Re: Cross data center HA cluster

Posted by Iliya Grushevskiy <il...@gmail.com>.

Suppose we have a cluster. 
And we have a HA pair of primary (P) and backup (B) nodes in this cluster.

1. Client connects to P and start sending messages
2. Network between P and B fails
3. Client continue sending message to P
4. Quorum vote completes. B become active and P stops

All messages between 2 and 4 will be lost.

Regards
Iliya Grushevskiy




> 27 мая 2022 г., в 02:36, Justin Bertram <jb...@apache.org> написал(а):
> 
>> If you expect any connection loss between HA pair while having client
> able to connect to both, you may encounter message loss, and replication is
> not a right solution.
> 
> Can you elaborate on where the message loss would be in your example here?
> Please be precise about the details as they are especially important in
> situations like this.
> 
> 
> Justin
> 
> On Thu, May 26, 2022 at 6:12 PM Илья Грушевский <il...@gmail.com> wrote:
> 
>> Justin, thanks for replying.
>> Now I’ve got the point of such behavior.
>> 
>> Yes, that is exactly what I meant.
>> If you expect any connection loss between HA pair while having client able
>> to connect to both,
>> you may encounter message loss, and replication is not a right solution.
>> 
>>> 27 мая 2022 г., в 01:42, Justin Bertram <jb...@apache.org>
>> написал(а):
>>> 
>>>> But in case of replication failure, for example network failure it will
>>> not fail a transaction.
>>> 
>>> I'm not exactly sure what you mean here. Are you saying that if a primary
>>> is replicating to a backup and a client is in the middle of a transaction
>>> and the replication connection between the primary and backup fails then
>>> the client's transaction will complete successfully? If so, that's the
>>> behavior I would expect. The loss of the replication connection
>> potentially
>>> represents the crashing of the backup. At the very least it represents
>> some
>>> kind of network problem. In any case, there is nothing wrong with the
>>> primary broker in this circumstance so there is no reason to fail the
>>> client's transaction. If failures with the backup caused the primary
>> broker
>>> to fail client operations that would otherwise succeed then adding a
>> backup
>>> would *increase* the likelihood of client-facing failures instead of
>>> decreasing them. This is typically the opposite of what is wanted when
>>> configuring HA.

(Stored data entries)
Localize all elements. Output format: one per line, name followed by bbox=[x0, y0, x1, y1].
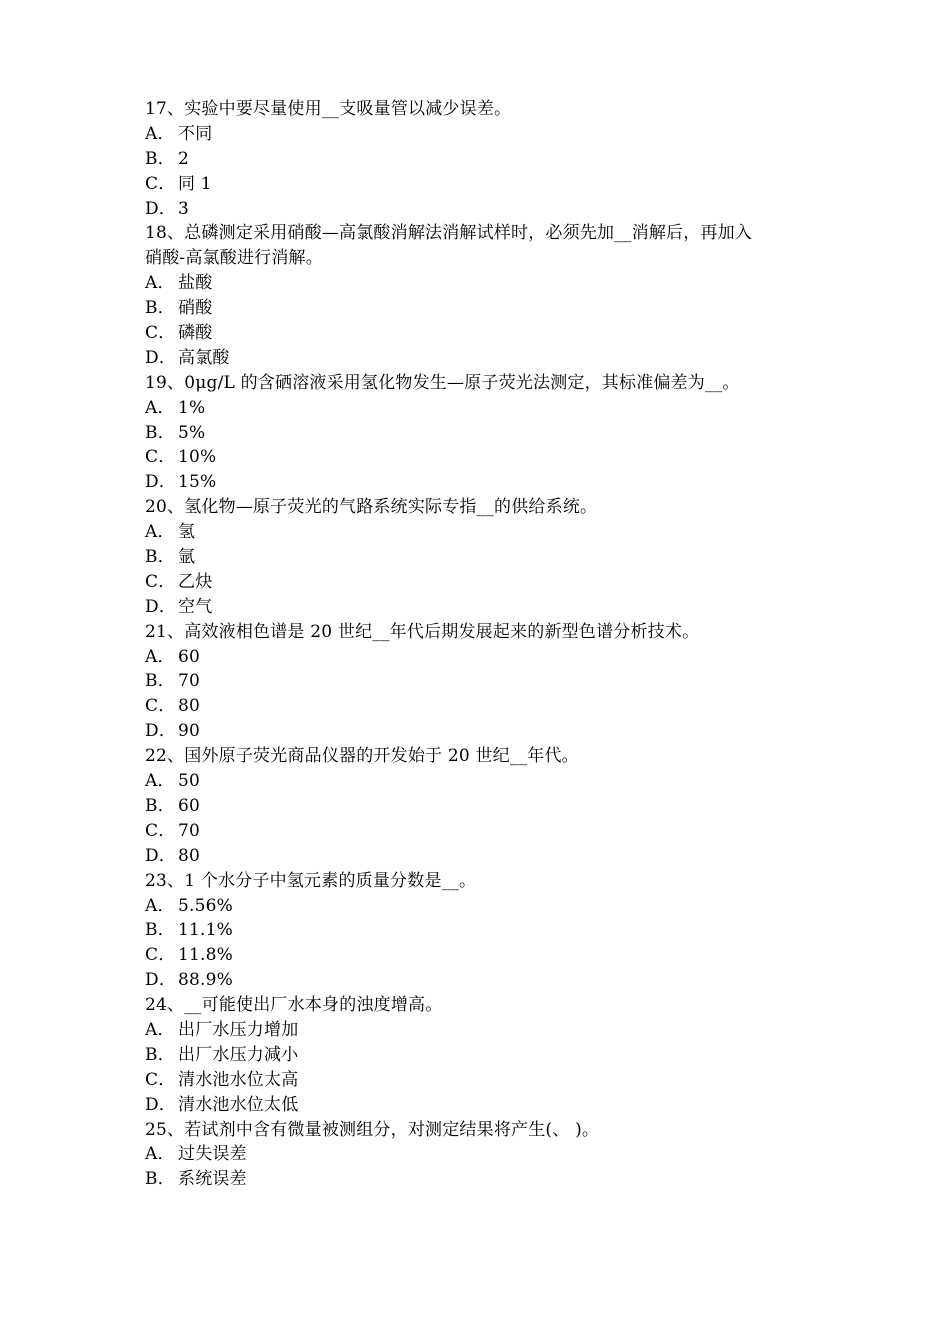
option-d bbox=[145, 595, 825, 620]
option-text: 50 bbox=[178, 771, 201, 792]
option-letter: B． bbox=[145, 1169, 175, 1190]
question-stem: 24、__可能使出厂水本身的浊度增高。 bbox=[145, 995, 443, 1016]
option-a bbox=[145, 122, 825, 147]
option-d bbox=[145, 346, 825, 371]
option-letter: B． bbox=[145, 547, 175, 568]
option-letter: A． bbox=[145, 1019, 175, 1040]
option-letter: B． bbox=[145, 671, 175, 692]
option-text: 盐酸 bbox=[178, 273, 213, 294]
question-stem: 17、实验中要尽量使用__支吸量管以减少误差。 bbox=[145, 99, 512, 119]
option-letter: A． bbox=[145, 646, 175, 667]
option-d bbox=[145, 470, 825, 495]
option-letter: B． bbox=[145, 298, 175, 319]
question-20 bbox=[145, 495, 825, 619]
option-a bbox=[145, 769, 825, 794]
option-text: 11.8% bbox=[178, 945, 234, 966]
option-letter: D． bbox=[145, 472, 177, 493]
option-text: 硝酸 bbox=[178, 298, 213, 319]
option-c bbox=[145, 819, 825, 844]
option-text: 60 bbox=[178, 795, 201, 816]
option-letter: A． bbox=[145, 397, 175, 418]
option-text: 1% bbox=[178, 397, 206, 418]
question-stem: 19、0μg/L 的含硒溶液采用氢化物发生—原子荧光法测定，其标准偏差为__。 bbox=[145, 372, 740, 393]
option-text: 乙炔 bbox=[178, 571, 213, 592]
option-letter: B． bbox=[145, 795, 175, 816]
option-text: 清水池水位太低 bbox=[178, 1094, 299, 1115]
option-text: 70 bbox=[178, 671, 201, 692]
option-letter: A． bbox=[145, 522, 175, 543]
option-b bbox=[145, 1043, 825, 1068]
option-text: 空气 bbox=[178, 596, 213, 617]
question-21 bbox=[145, 620, 825, 744]
option-text: 3 bbox=[178, 198, 190, 219]
option-c bbox=[145, 943, 825, 968]
option-letter: D． bbox=[145, 596, 177, 617]
option-text: 88.9% bbox=[178, 970, 234, 991]
option-letter: C． bbox=[145, 820, 176, 841]
question-22 bbox=[145, 744, 825, 868]
option-text: 15% bbox=[178, 472, 217, 493]
question-24 bbox=[145, 993, 825, 1117]
option-text: 氢 bbox=[178, 522, 196, 543]
option-text: 70 bbox=[178, 820, 201, 841]
option-text: 过失误差 bbox=[178, 1144, 247, 1165]
question-stem: 22、国外原子荧光商品仪器的开发始于 20 世纪__年代。 bbox=[145, 746, 579, 767]
option-d bbox=[145, 968, 825, 993]
option-letter: D． bbox=[145, 970, 177, 991]
option-a bbox=[145, 645, 825, 670]
option-a bbox=[145, 520, 825, 545]
option-text: 不同 bbox=[178, 123, 213, 144]
option-text: 5.56% bbox=[178, 895, 234, 916]
option-letter: A． bbox=[145, 1144, 175, 1165]
option-letter: D． bbox=[145, 845, 177, 866]
question-stem: 20、氢化物—原子荧光的气路系统实际专指__的供给系统。 bbox=[145, 497, 598, 518]
option-letter: A． bbox=[145, 123, 175, 144]
option-text: 清水池水位太高 bbox=[178, 1069, 299, 1090]
option-c bbox=[145, 694, 825, 719]
option-letter: D． bbox=[145, 347, 177, 368]
option-letter: D． bbox=[145, 721, 177, 742]
option-text: 系统误差 bbox=[178, 1169, 247, 1190]
option-letter: B． bbox=[145, 148, 175, 169]
option-letter: C． bbox=[145, 173, 176, 194]
option-letter: A． bbox=[145, 273, 175, 294]
option-letter: C． bbox=[145, 323, 176, 344]
option-d bbox=[145, 844, 825, 869]
option-letter: B． bbox=[145, 1044, 175, 1065]
option-text: 60 bbox=[178, 646, 201, 667]
option-b bbox=[145, 421, 825, 446]
option-b bbox=[145, 545, 825, 570]
option-b bbox=[145, 1167, 825, 1192]
option-text: 80 bbox=[178, 696, 201, 717]
question-25 bbox=[145, 1118, 825, 1193]
option-b bbox=[145, 147, 825, 172]
option-letter: C． bbox=[145, 447, 176, 468]
option-b bbox=[145, 296, 825, 321]
option-letter: B． bbox=[145, 422, 175, 443]
option-d bbox=[145, 197, 825, 222]
option-letter: B． bbox=[145, 920, 175, 941]
option-letter: A． bbox=[145, 895, 175, 916]
option-text: 出厂水压力增加 bbox=[178, 1019, 299, 1040]
option-text: 10% bbox=[178, 447, 217, 468]
option-text: 高氯酸 bbox=[178, 347, 230, 368]
option-text: 90 bbox=[178, 721, 201, 742]
option-text: 出厂水压力减小 bbox=[178, 1044, 299, 1065]
option-c bbox=[145, 570, 825, 595]
option-text: 磷酸 bbox=[178, 323, 213, 344]
question-23 bbox=[145, 869, 825, 993]
option-b bbox=[145, 794, 825, 819]
question-18 bbox=[145, 221, 825, 370]
option-b bbox=[145, 918, 825, 943]
option-c bbox=[145, 172, 825, 197]
question-list bbox=[145, 97, 825, 1192]
option-text: 2 bbox=[178, 148, 190, 169]
option-a bbox=[145, 894, 825, 919]
option-text: 11.1% bbox=[178, 920, 234, 941]
question-stem-line-2: 硝酸-高氯酸进行消解。 bbox=[145, 248, 323, 269]
option-d bbox=[145, 719, 825, 744]
option-letter: C． bbox=[145, 696, 176, 717]
option-text: 氩 bbox=[178, 547, 196, 568]
question-17 bbox=[145, 97, 825, 221]
option-c bbox=[145, 321, 825, 346]
option-text: 80 bbox=[178, 845, 201, 866]
option-letter: C． bbox=[145, 945, 176, 966]
question-stem-line-1: 18、总磷测定采用硝酸—高氯酸消解法消解试样时，必须先加__消解后，再加入 bbox=[145, 223, 753, 244]
option-letter: D． bbox=[145, 198, 177, 219]
option-a bbox=[145, 1142, 825, 1167]
question-stem: 23、1 个水分子中氢元素的质量分数是__。 bbox=[145, 870, 477, 891]
option-a bbox=[145, 396, 825, 421]
option-text: 5% bbox=[178, 422, 206, 443]
option-c bbox=[145, 445, 825, 470]
option-letter: D． bbox=[145, 1094, 177, 1115]
option-letter: C． bbox=[145, 571, 176, 592]
option-text: 同 1 bbox=[178, 173, 212, 194]
option-letter: A． bbox=[145, 771, 175, 792]
option-a bbox=[145, 1018, 825, 1043]
option-d bbox=[145, 1093, 825, 1118]
option-letter: C． bbox=[145, 1069, 176, 1090]
option-a bbox=[145, 271, 825, 296]
option-b bbox=[145, 669, 825, 694]
question-stem: 25、若试剂中含有微量被测组分，对测定结果将产生(、 )。 bbox=[145, 1119, 600, 1140]
question-stem: 21、高效液相色谱是 20 世纪__年代后期发展起来的新型色谱分析技术。 bbox=[145, 621, 700, 642]
question-19 bbox=[145, 371, 825, 495]
option-c bbox=[145, 1068, 825, 1093]
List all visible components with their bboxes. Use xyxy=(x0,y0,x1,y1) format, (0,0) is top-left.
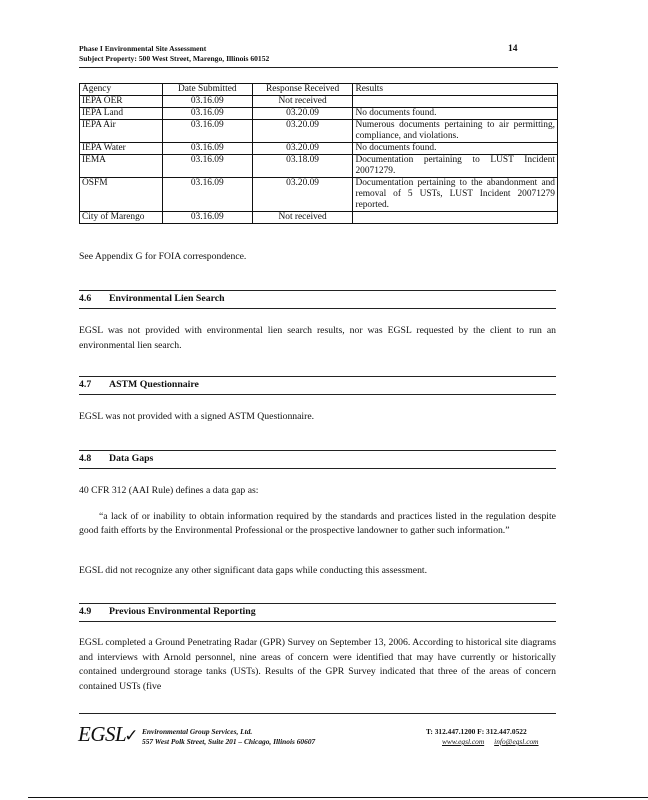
data-gap-conclusion: EGSL did not recognize any other significant data gaps while conducting this assessment. xyxy=(79,565,428,576)
section-rule-bottom xyxy=(79,394,556,395)
date-submitted-cell: 03.16.09 xyxy=(162,120,252,143)
results-cell: Documentation pertaining to LUST Incident 20071279. xyxy=(353,155,558,178)
section-number: 4.8 xyxy=(79,453,92,464)
response-received-cell: 03.18.09 xyxy=(252,155,353,178)
section-number: 4.7 xyxy=(79,379,92,390)
response-received-cell: Not received xyxy=(252,96,353,108)
table-row xyxy=(80,120,558,143)
date-submitted-cell: 03.16.09 xyxy=(162,155,252,178)
agency-cell: IEPA Land xyxy=(80,108,163,120)
results-cell: No documents found. xyxy=(353,143,558,155)
website-link[interactable]: www.egsl.com xyxy=(442,737,485,746)
section-title: Previous Environmental Reporting xyxy=(109,606,256,617)
lien-paragraph: EGSL was not provided with environmental lien search results, nor was EGSL requested by the client to run an environmental lien search. xyxy=(79,325,556,351)
phone-fax: T: 312.447.1200 F: 312.447.0522 xyxy=(426,727,527,736)
section-rule-top xyxy=(79,450,556,451)
agency-cell: City of Marengo xyxy=(80,212,163,224)
footer-rule xyxy=(79,713,556,714)
response-received-cell: Not received xyxy=(252,212,353,224)
header-rule xyxy=(79,67,558,68)
section-number: 4.9 xyxy=(79,606,92,617)
section-rule-bottom xyxy=(79,468,556,469)
section-heading-previous xyxy=(79,606,256,617)
response-received-cell: 03.20.09 xyxy=(252,120,353,143)
date-submitted-cell: 03.16.09 xyxy=(162,96,252,108)
results-cell: Numerous documents pertaining to air permitting, compliance, and violations. xyxy=(353,120,558,143)
table-header-row xyxy=(80,84,558,96)
appendix-note: See Appendix G for FOIA correspondence. xyxy=(79,251,247,262)
table-row xyxy=(80,212,558,224)
results-cell: Documentation pertaining to the abandonment and removal of 5 USTs, LUST Incident 20071279 reported. xyxy=(353,178,558,212)
table-row xyxy=(80,178,558,212)
section-title: ASTM Questionnaire xyxy=(109,379,199,390)
company-logo xyxy=(78,722,138,747)
page-number: 14 xyxy=(508,44,518,54)
section-rule-top xyxy=(79,376,556,377)
running-header xyxy=(79,44,269,64)
agency-cell: OSFM xyxy=(80,178,163,212)
column-header: Results xyxy=(353,84,558,96)
results-cell xyxy=(353,212,558,224)
column-header: Agency xyxy=(80,84,163,96)
table-row xyxy=(80,155,558,178)
section-number: 4.6 xyxy=(79,293,92,304)
foia-table xyxy=(79,83,558,224)
date-submitted-cell: 03.16.09 xyxy=(162,108,252,120)
astm-paragraph: EGSL was not provided with a signed ASTM Questionnaire. xyxy=(79,411,315,422)
previous-reporting-paragraph: EGSL completed a Ground Penetrating Radar (GPR) Survey on September 13, 2006. According to historical site diagrams and interviews with Arnold personnel, nine areas of concern were identified that may have currently or historically contained underground storage tanks (USTs). Results of the GPR Survey indicated that three of the areas of concern contained USTs (five xyxy=(79,637,556,692)
response-received-cell: 03.20.09 xyxy=(252,178,353,212)
contact-block xyxy=(426,727,549,747)
section-rule-top xyxy=(79,603,556,604)
logo-swoosh-icon: ✓ xyxy=(124,726,138,745)
logo-text: EGSL xyxy=(78,722,127,746)
agency-cell: IEPA OER xyxy=(80,96,163,108)
date-submitted-cell: 03.16.09 xyxy=(162,212,252,224)
page-bottom-edge xyxy=(28,797,648,798)
agency-cell: IEPA Water xyxy=(80,143,163,155)
column-header: Response Received xyxy=(252,84,353,96)
column-header: Date Submitted xyxy=(162,84,252,96)
results-cell: No documents found. xyxy=(353,108,558,120)
data-gap-quote: “a lack of or inability to obtain information required by the standards and practices listed in the regulation despite good faith efforts by the Environmental Professional or the prospective landowner to gather such information.” xyxy=(79,511,556,536)
section-title: Data Gaps xyxy=(109,453,154,464)
section-rule-bottom xyxy=(79,621,556,622)
section-title: Environmental Lien Search xyxy=(109,293,225,304)
company-block xyxy=(142,727,315,747)
header-subject-property: Subject Property: 500 West Street, Marengo, Illinois 60152 xyxy=(79,54,270,63)
section-heading-lien xyxy=(79,293,225,304)
response-received-cell: 03.20.09 xyxy=(252,143,353,155)
agency-cell: IEPA Air xyxy=(80,120,163,143)
agency-cell: IEMA xyxy=(80,155,163,178)
table-row xyxy=(80,96,558,108)
header-title: Phase I Environmental Site Assessment xyxy=(79,44,207,53)
section-rule-top xyxy=(79,290,556,291)
response-received-cell: 03.20.09 xyxy=(252,108,353,120)
date-submitted-cell: 03.16.09 xyxy=(162,178,252,212)
section-rule-bottom xyxy=(79,308,556,309)
date-submitted-cell: 03.16.09 xyxy=(162,143,252,155)
results-cell xyxy=(353,96,558,108)
section-heading-astm xyxy=(79,379,199,390)
company-address: 557 West Polk Street, Suite 201 – Chicago, Illinois 60607 xyxy=(142,737,316,746)
email-link[interactable]: info@egsl.com xyxy=(494,737,539,746)
table-row xyxy=(80,108,558,120)
data-gap-intro: 40 CFR 312 (AAI Rule) defines a data gap as: xyxy=(79,485,259,496)
table-row xyxy=(80,143,558,155)
section-heading-gaps xyxy=(79,453,153,464)
company-name: Environmental Group Services, Ltd. xyxy=(142,727,253,736)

Objectives:
a) Answer these questions from the HA cluster thread:
(i) In the numbered scenario, what happens at step 4?
(ii) Which messages does the scenario say will be lost?
(iii) What can the loss of the replication connection potentially represent?
b) Please rewrite the stretch of the HA cluster thread from "1. Client connects" through "will be lost.", changing "Quorum vote" to "Majority vote".
c) Continue the HA cluster thread from its last sentence.
The entries have nothing to do with the HA cluster thread.

The replies:
a)
(i) The quorum vote completes, B becomes active, and P stops.
(ii) All messages between steps 2 and 4.
(iii) The crashing of the backup.

b)
1. Client connects to P and start sending messages
2. Network between P and B fails
3. Client continue sending message to P
4. Majority vote completes. B become active and P stops

All messages between 2 and 4 will be lost.

c)
>>> 
>>> I can imagine use-cases where it is absolutely critical for data to be
>>> replicated successfully and any failure to replicate should be considered
>>> fatal for any client operation. However, that behavior is not supported
>> via
>>> replication. You would need to use shared-storage to get this kind of
>>> behavior.
>>> 
>>> 
>>> Justin
>>> 
>>> On Thu, May 26, 2022 at 4:51 PM Илья Грушевский <il...@gmail.com>
>> wrote:
>>> 
>>>> You are right, I should have not use the term asynchronous.
>>>> But in case of replication failure, for example network failure it will
>>>> not fail a transaction.
>>>> So if I gradually lose connections, first between primary and backup and
>>>> then between primary and client I will lose all send message between
>> those
>>>> events.
>>>> In case of cluster I may lose connection between primary and client if
>>>> primary node decides to turn itself off after quorum vote.
>>>> 
>>>>> 27 мая 2022 г., в 00:31, Justin Bertram <jb...@apache.org>
>>>> написал(а):
>>>>> 
>>>>>> I think this is due to the fact that HA replication is asynchronous
>> and
>>>>> replica server may not catch up with primary.
>>>>> 
>>>>> To be clear, message replication between a primary and a backup is
>>>>> *synchronous*.
>>>>> 
>>>>> 
>>>>> Justin
>>>>> 
>>>>> On Thu, May 26, 2022 at 3:11 AM Iliya Grushevskiy <il...@gmail.com>
>>>>> wrote:
>>>>> 
>>>>>> Hi, Aaron
>>>>>> 
>>>>>> We are currently testing similar deployment and have encountered
>> several
>>>>>> issues:
>>>>>> 
>>>>>> - message lose on send on network failure between data centers
>>>>>> I think this is due to the fact that HA replication is asynchronous
>> and
>>>>>> replica server may not catch up with primary.
>>>>>> 
>>>>>> - message lose or duplicate (depending on error handling strategy) on
>>>>>> consumer on network failure between data centers
>>>>>> I think this was caused by two factors: duplicate id cache is
>>>> consistent
>>>>>> only in HA pair and message redistribution was on.
>>>>>> Switching off redistribution (or as an option increasing delay) should
>>>>>> fix this issue.
>>>>>> 
>>>>>> - message duplicate on mirrored server
>>>>>> This is addressed in pull request:
>>>>>> https://github.com/apache/activemq-artemis/pull/4066
>>>>>> 
>>>>>> Regards
>>>>>> Iliya Grushevskiy
>>>>>> 
>>>>>> 
>>>>>>> 26 мая 2022 г., в 07:46, Justin Bertram <jb...@apache.org>
>>>>>> написал(а):
>>>>>>> 
>>>>>>> I'm not aware of such a production deployment and I would be
>> surprised
>>>> if
>>>>>>> there was one given that clustering was designed for local area
>>>> networks
>>>>>>> with low latency which typically isn't what is found between data
>>>>>> centers.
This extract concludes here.